• **What you should do**: Where a line in the listing contains the string "OnlineStore", copy that line out.

• **Available records**:
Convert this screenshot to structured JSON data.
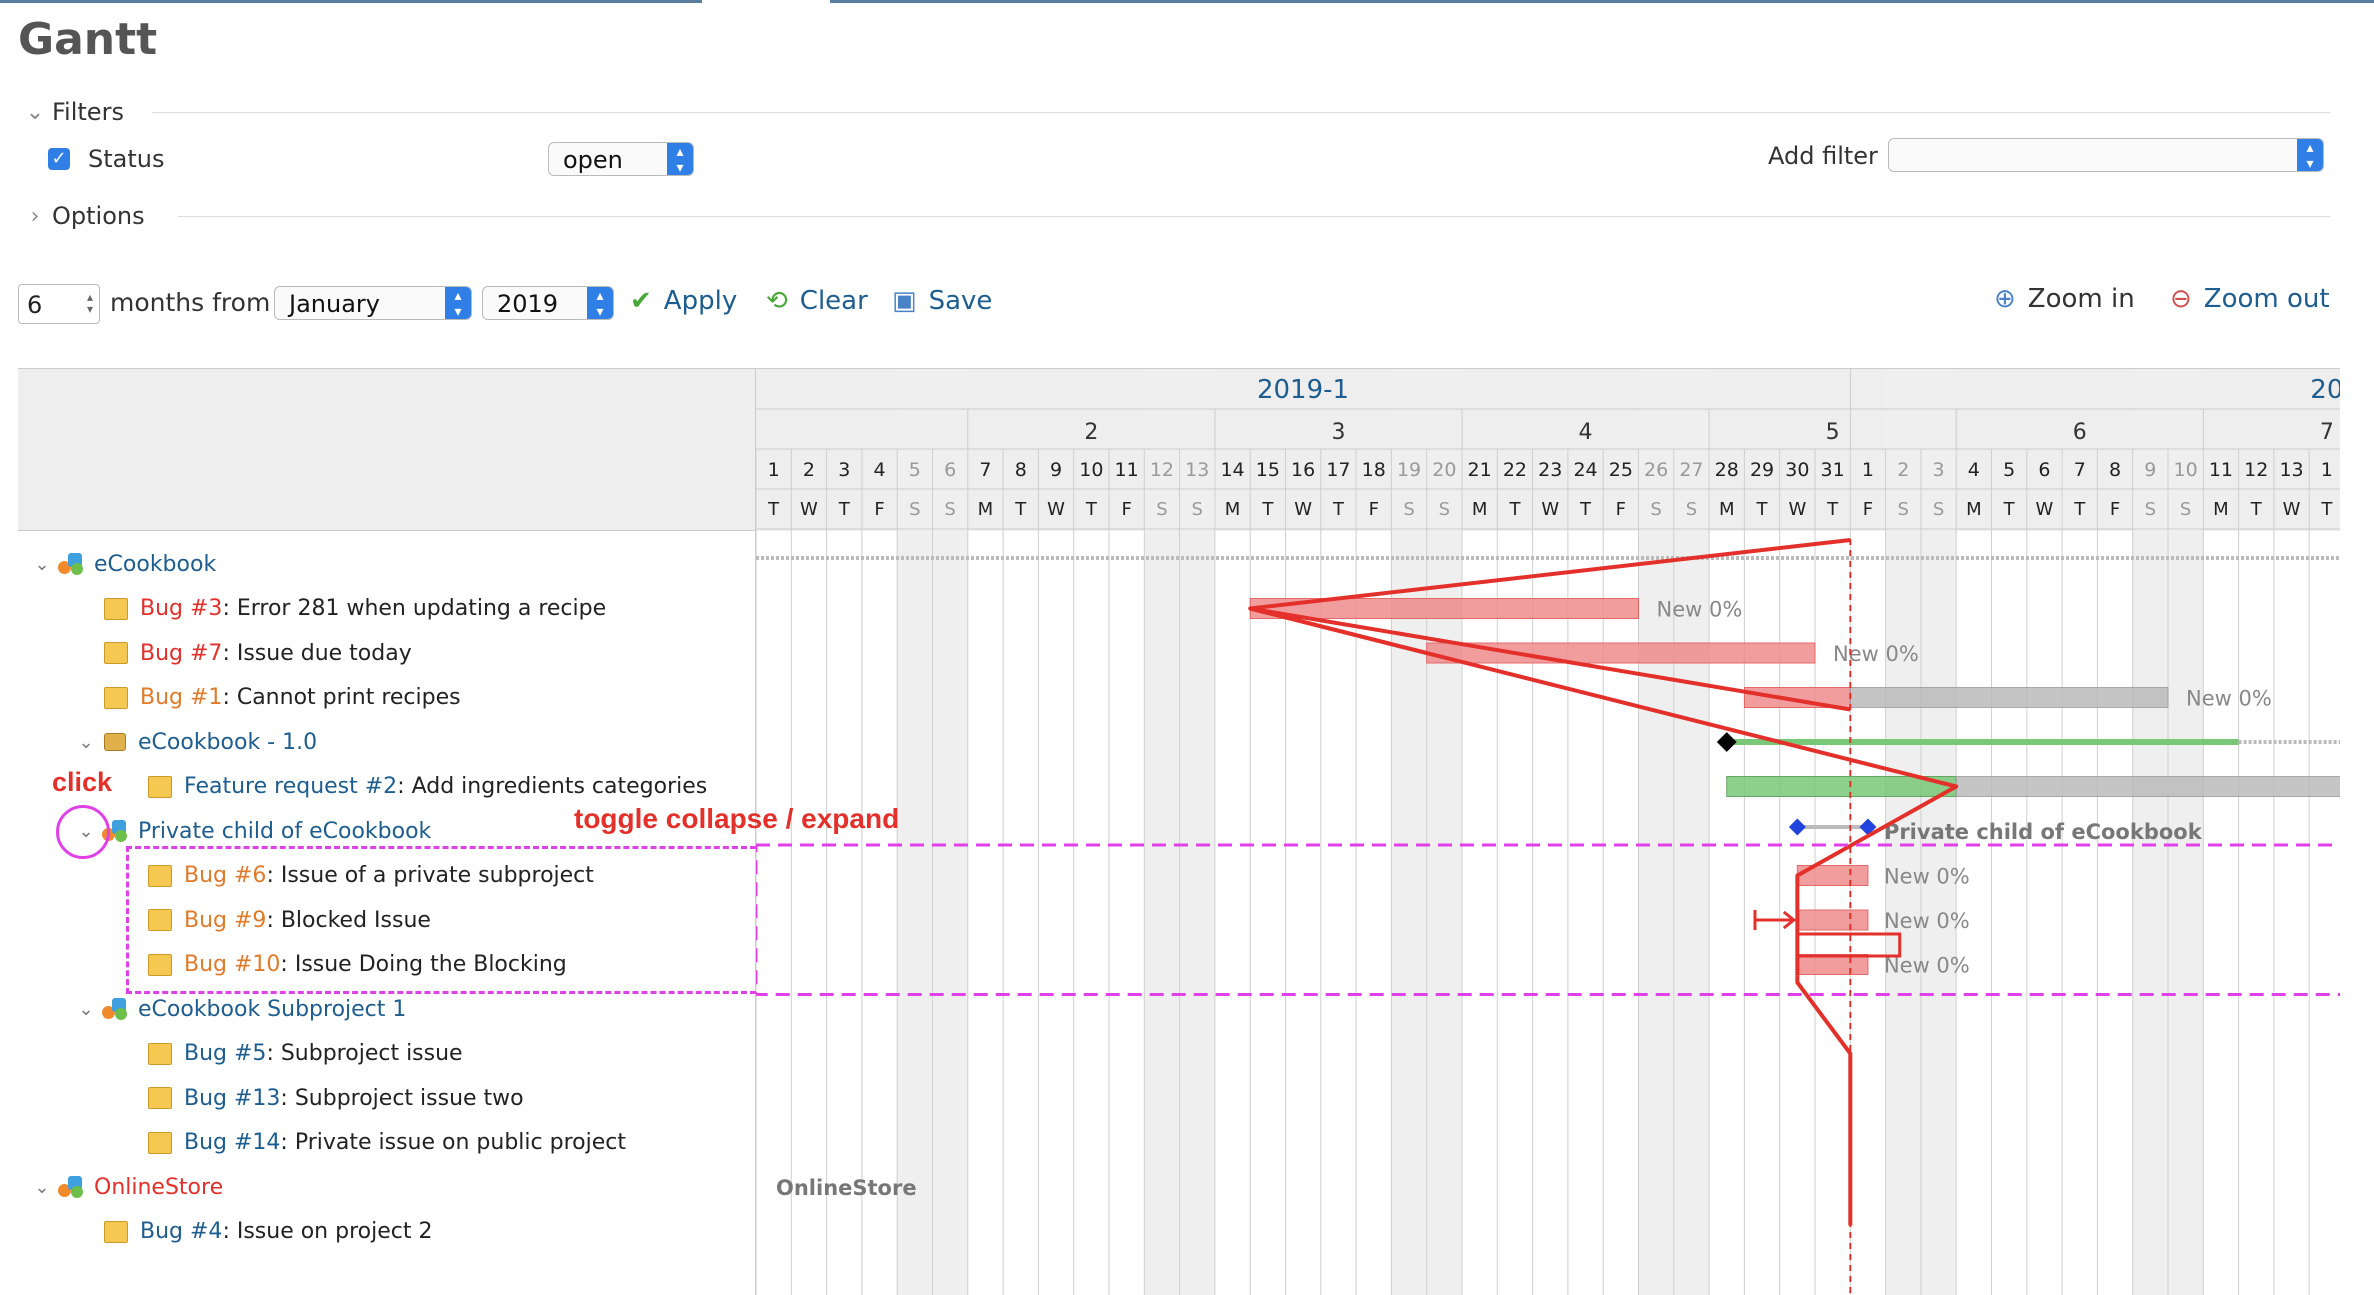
{
  "page": {
    "title": "Gantt"
  },
  "filters": {
    "section_label": "Filters",
    "status_label": "Status",
    "status_value": "open",
    "add_filter_label": "Add filter",
    "add_filter_value": ""
  },
  "options": {
    "section_label": "Options"
  },
  "toolbar": {
    "months_value": "6",
    "months_from_label": "months from",
    "month_value": "January",
    "year_value": "2019",
    "apply_label": "Apply",
    "clear_label": "Clear",
    "save_label": "Save",
    "zoom_in_label": "Zoom in",
    "zoom_out_label": "Zoom out"
  },
  "timeline": {
    "month_labels": [
      "2019-1",
      "20"
    ],
    "week_labels": [
      "2",
      "3",
      "4",
      "5",
      "6",
      "7"
    ],
    "days": [
      "1",
      "2",
      "3",
      "4",
      "5",
      "6",
      "7",
      "8",
      "9",
      "10",
      "11",
      "12",
      "13",
      "14",
      "15",
      "16",
      "17",
      "18",
      "19",
      "20",
      "21",
      "22",
      "23",
      "24",
      "25",
      "26",
      "27",
      "28",
      "29",
      "30",
      "31",
      "1",
      "2",
      "3",
      "4",
      "5",
      "6",
      "7",
      "8",
      "9",
      "10",
      "11",
      "12",
      "13",
      "1"
    ],
    "weekdays": [
      "T",
      "W",
      "T",
      "F",
      "S",
      "S",
      "M",
      "T",
      "W",
      "T",
      "F",
      "S",
      "S",
      "M",
      "T",
      "W",
      "T",
      "F",
      "S",
      "S",
      "M",
      "T",
      "W",
      "T",
      "F",
      "S",
      "S",
      "M",
      "T",
      "W",
      "T",
      "F",
      "S",
      "S",
      "M",
      "T",
      "W",
      "T",
      "F",
      "S",
      "S",
      "M",
      "T",
      "W",
      "T"
    ]
  },
  "rows": [
    {
      "type": "project",
      "level": 0,
      "toggle": true,
      "name": "eCookbook",
      "color": "blue"
    },
    {
      "type": "issue",
      "level": 1,
      "tracker": "Bug #3",
      "tracker_color": "red",
      "subject": ": Error 281 when updating a recipe",
      "bar_label": "New 0%"
    },
    {
      "type": "issue",
      "level": 1,
      "tracker": "Bug #7",
      "tracker_color": "red",
      "subject": ": Issue due today",
      "bar_label": "New 0%"
    },
    {
      "type": "issue",
      "level": 1,
      "tracker": "Bug #1",
      "tracker_color": "orange",
      "subject": ": Cannot print recipes",
      "bar_label": "New 0%"
    },
    {
      "type": "version",
      "level": 1,
      "toggle": true,
      "name": "eCookbook - 1.0",
      "color": "blue"
    },
    {
      "type": "issue",
      "level": 2,
      "tracker": "Feature request #2",
      "tracker_color": "blue",
      "subject": ": Add ingredients categories",
      "bar_label": ""
    },
    {
      "type": "project",
      "level": 1,
      "toggle": true,
      "name": "Private child of eCookbook",
      "color": "blue",
      "bar_label": "Private child of eCookbook"
    },
    {
      "type": "issue",
      "level": 2,
      "tracker": "Bug #6",
      "tracker_color": "orange",
      "subject": ": Issue of a private subproject",
      "bar_label": "New 0%"
    },
    {
      "type": "issue",
      "level": 2,
      "tracker": "Bug #9",
      "tracker_color": "orange",
      "subject": ": Blocked Issue",
      "bar_label": "New 0%"
    },
    {
      "type": "issue",
      "level": 2,
      "tracker": "Bug #10",
      "tracker_color": "orange",
      "subject": ": Issue Doing the Blocking",
      "bar_label": "New 0%"
    },
    {
      "type": "project",
      "level": 1,
      "toggle": true,
      "name": "eCookbook Subproject 1",
      "color": "blue"
    },
    {
      "type": "issue",
      "level": 2,
      "tracker": "Bug #5",
      "tracker_color": "blue",
      "subject": ": Subproject issue"
    },
    {
      "type": "issue",
      "level": 2,
      "tracker": "Bug #13",
      "tracker_color": "blue",
      "subject": ": Subproject issue two"
    },
    {
      "type": "issue",
      "level": 2,
      "tracker": "Bug #14",
      "tracker_color": "blue",
      "subject": ": Private issue on public project"
    },
    {
      "type": "project",
      "level": 0,
      "toggle": true,
      "name": "OnlineStore",
      "color": "red",
      "bar_label": "OnlineStore"
    },
    {
      "type": "issue",
      "level": 1,
      "tracker": "Bug #4",
      "tracker_color": "blue",
      "subject": ": Issue on project 2"
    }
  ],
  "annotations": {
    "click_label": "click",
    "toggle_label": "toggle collapse / expand"
  },
  "colors": {
    "link": "#1d5d8f",
    "bug_red": "#e3302a",
    "bug_orange": "#e07b2a",
    "annotation_red": "#e3302a",
    "annotation_magenta": "#e040e8",
    "bar_late": "#f08c8c",
    "bar_green": "#78c878",
    "bar_grey": "#bbbbbb",
    "weekend": "#efefef"
  }
}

• **Response to this exercise**:
      "name": "OnlineStore",
      "bar_label": "OnlineStore"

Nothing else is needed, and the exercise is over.